Task brief: Give all the lines below again, exactly, with no pictures.

--- START ---

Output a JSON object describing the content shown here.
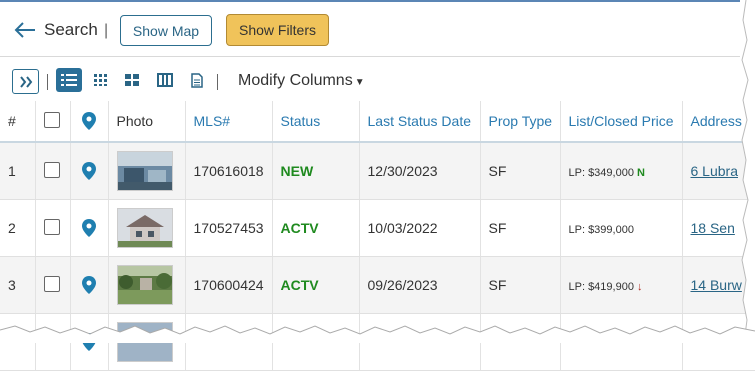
{
  "header": {
    "back_label": "Search",
    "show_map_label": "Show Map",
    "show_filters_label": "Show Filters",
    "separator": "|"
  },
  "toolbar": {
    "expand_icon": "double-chevron-right-icon",
    "modify_columns_label": "Modify Columns",
    "views": [
      "list-view-icon",
      "grid-small-icon",
      "grid-large-icon",
      "columns-icon",
      "document-icon"
    ]
  },
  "table": {
    "columns": [
      "#",
      "",
      "",
      "Photo",
      "MLS#",
      "Status",
      "Last Status Date",
      "Prop Type",
      "List/Closed Price",
      "Address"
    ],
    "rows": [
      {
        "num": "1",
        "mls": "170616018",
        "status": "NEW",
        "date": "12/30/2023",
        "type": "SF",
        "price": "LP: $349,000",
        "badge": "N",
        "address": "6 Lubra"
      },
      {
        "num": "2",
        "mls": "170527453",
        "status": "ACTV",
        "date": "10/03/2022",
        "type": "SF",
        "price": "LP: $399,000",
        "badge": "",
        "address": "18 Sen"
      },
      {
        "num": "3",
        "mls": "170600424",
        "status": "ACTV",
        "date": "09/26/2023",
        "type": "SF",
        "price": "LP: $419,900",
        "badge": "↓",
        "address": "14 Burw"
      }
    ]
  },
  "colors": {
    "accent": "#2a6f98",
    "status_green": "#1f8a1f",
    "filter_button": "#f0c35a",
    "link_header": "#2a7ab0"
  }
}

--- END ---

Written answer:
Output a JSON object describing the content shown here.
{
  "header": {
    "back_label": "Search",
    "show_map_label": "Show Map",
    "show_filters_label": "Show Filters",
    "separator": "|"
  },
  "toolbar": {
    "expand_icon": "double-chevron-right-icon",
    "modify_columns_label": "Modify Columns",
    "views": [
      "list-view-icon",
      "grid-small-icon",
      "grid-large-icon",
      "columns-icon",
      "document-icon"
    ]
  },
  "table": {
    "columns": [
      "#",
      "",
      "",
      "Photo",
      "MLS#",
      "Status",
      "Last Status Date",
      "Prop Type",
      "List/Closed Price",
      "Address"
    ],
    "rows": [
      {
        "num": "1",
        "mls": "170616018",
        "status": "NEW",
        "date": "12/30/2023",
        "type": "SF",
        "price": "LP: $349,000",
        "badge": "N",
        "address": "6 Lubra"
      },
      {
        "num": "2",
        "mls": "170527453",
        "status": "ACTV",
        "date": "10/03/2022",
        "type": "SF",
        "price": "LP: $399,000",
        "badge": "",
        "address": "18 Sen"
      },
      {
        "num": "3",
        "mls": "170600424",
        "status": "ACTV",
        "date": "09/26/2023",
        "type": "SF",
        "price": "LP: $419,900",
        "badge": "↓",
        "address": "14 Burw"
      }
    ]
  },
  "colors": {
    "accent": "#2a6f98",
    "status_green": "#1f8a1f",
    "filter_button": "#f0c35a",
    "link_header": "#2a7ab0"
  }
}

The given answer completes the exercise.